## Start Dataset

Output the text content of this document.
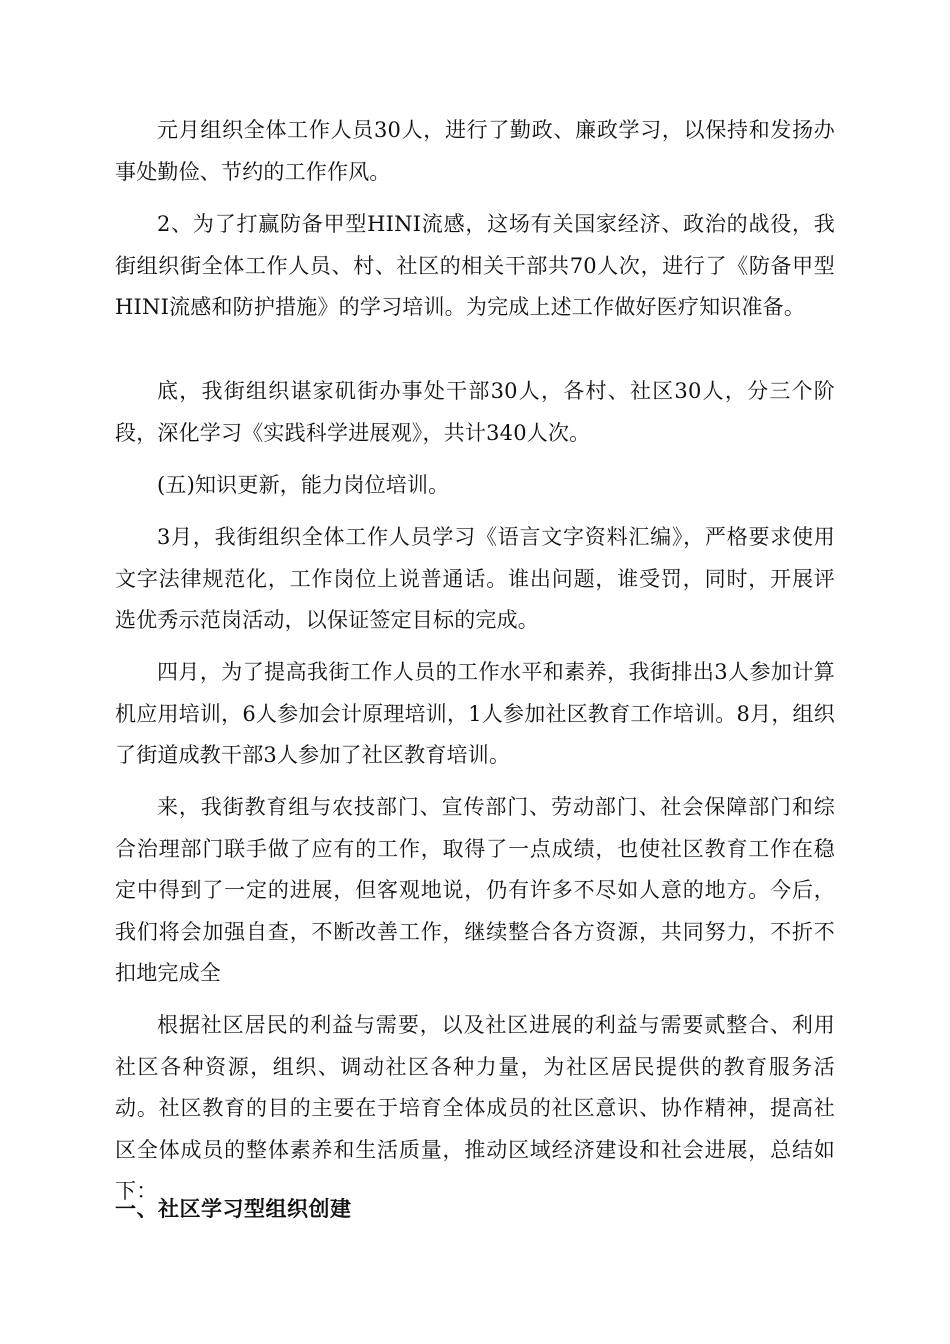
元月组织全体工作人员30人，进行了勤政、廉政学习，以保持和发扬办事处勤俭、节约的工作作风。

2、为了打赢防备甲型HINI流感，这场有关国家经济、政治的战役，我街组织街全体工作人员、村、社区的相关干部共70人次，进行了《防备甲型HINI流感和防护措施》的学习培训。为完成上述工作做好医疗知识准备。

底，我街组织谌家矶街办事处干部30人，各村、社区30人，分三个阶段，深化学习《实践科学进展观》，共计340人次。

(五)知识更新，能力岗位培训。

3月，我街组织全体工作人员学习《语言文字资料汇编》，严格要求使用文字法律规范化，工作岗位上说普通话。谁出问题，谁受罚，同时，开展评选优秀示范岗活动，以保证签定目标的完成。

四月，为了提高我街工作人员的工作水平和素养，我街排出3人参加计算机应用培训，6人参加会计原理培训，1人参加社区教育工作培训。8月，组织了街道成教干部3人参加了社区教育培训。

来，我街教育组与农技部门、宣传部门、劳动部门、社会保障部门和综合治理部门联手做了应有的工作，取得了一点成绩，也使社区教育工作在稳定中得到了一定的进展，但客观地说，仍有许多不尽如人意的地方。今后，我们将会加强自查，不断改善工作，继续整合各方资源，共同努力，不折不扣地完成全

根据社区居民的利益与需要，以及社区进展的利益与需要贰整合、利用社区各种资源，组织、调动社区各种力量，为社区居民提供的教育服务活动。社区教育的目的主要在于培育全体成员的社区意识、协作精神，提高社区全体成员的整体素养和生活质量，推动区域经济建设和社会进展，总结如下：

一、社区学习型组织创建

## End Dataset

• **What this task involves**:
Quote every record above exactly, leaving out the pictures.

• **Expected output**:
Output the text content of this document.
元月组织全体工作人员30人，进行了勤政、廉政学习，以保持和发扬办事处勤俭、节约的工作作风。

2、为了打赢防备甲型HINI流感，这场有关国家经济、政治的战役，我街组织街全体工作人员、村、社区的相关干部共70人次，进行了《防备甲型HINI流感和防护措施》的学习培训。为完成上述工作做好医疗知识准备。

底，我街组织谌家矶街办事处干部30人，各村、社区30人，分三个阶段，深化学习《实践科学进展观》，共计340人次。

(五)知识更新，能力岗位培训。

3月，我街组织全体工作人员学习《语言文字资料汇编》，严格要求使用文字法律规范化，工作岗位上说普通话。谁出问题，谁受罚，同时，开展评选优秀示范岗活动，以保证签定目标的完成。

四月，为了提高我街工作人员的工作水平和素养，我街排出3人参加计算机应用培训，6人参加会计原理培训，1人参加社区教育工作培训。8月，组织了街道成教干部3人参加了社区教育培训。

来，我街教育组与农技部门、宣传部门、劳动部门、社会保障部门和综合治理部门联手做了应有的工作，取得了一点成绩，也使社区教育工作在稳定中得到了一定的进展，但客观地说，仍有许多不尽如人意的地方。今后，我们将会加强自查，不断改善工作，继续整合各方资源，共同努力，不折不扣地完成全

根据社区居民的利益与需要，以及社区进展的利益与需要贰整合、利用社区各种资源，组织、调动社区各种力量，为社区居民提供的教育服务活动。社区教育的目的主要在于培育全体成员的社区意识、协作精神，提高社区全体成员的整体素养和生活质量，推动区域经济建设和社会进展，总结如下：

一、社区学习型组织创建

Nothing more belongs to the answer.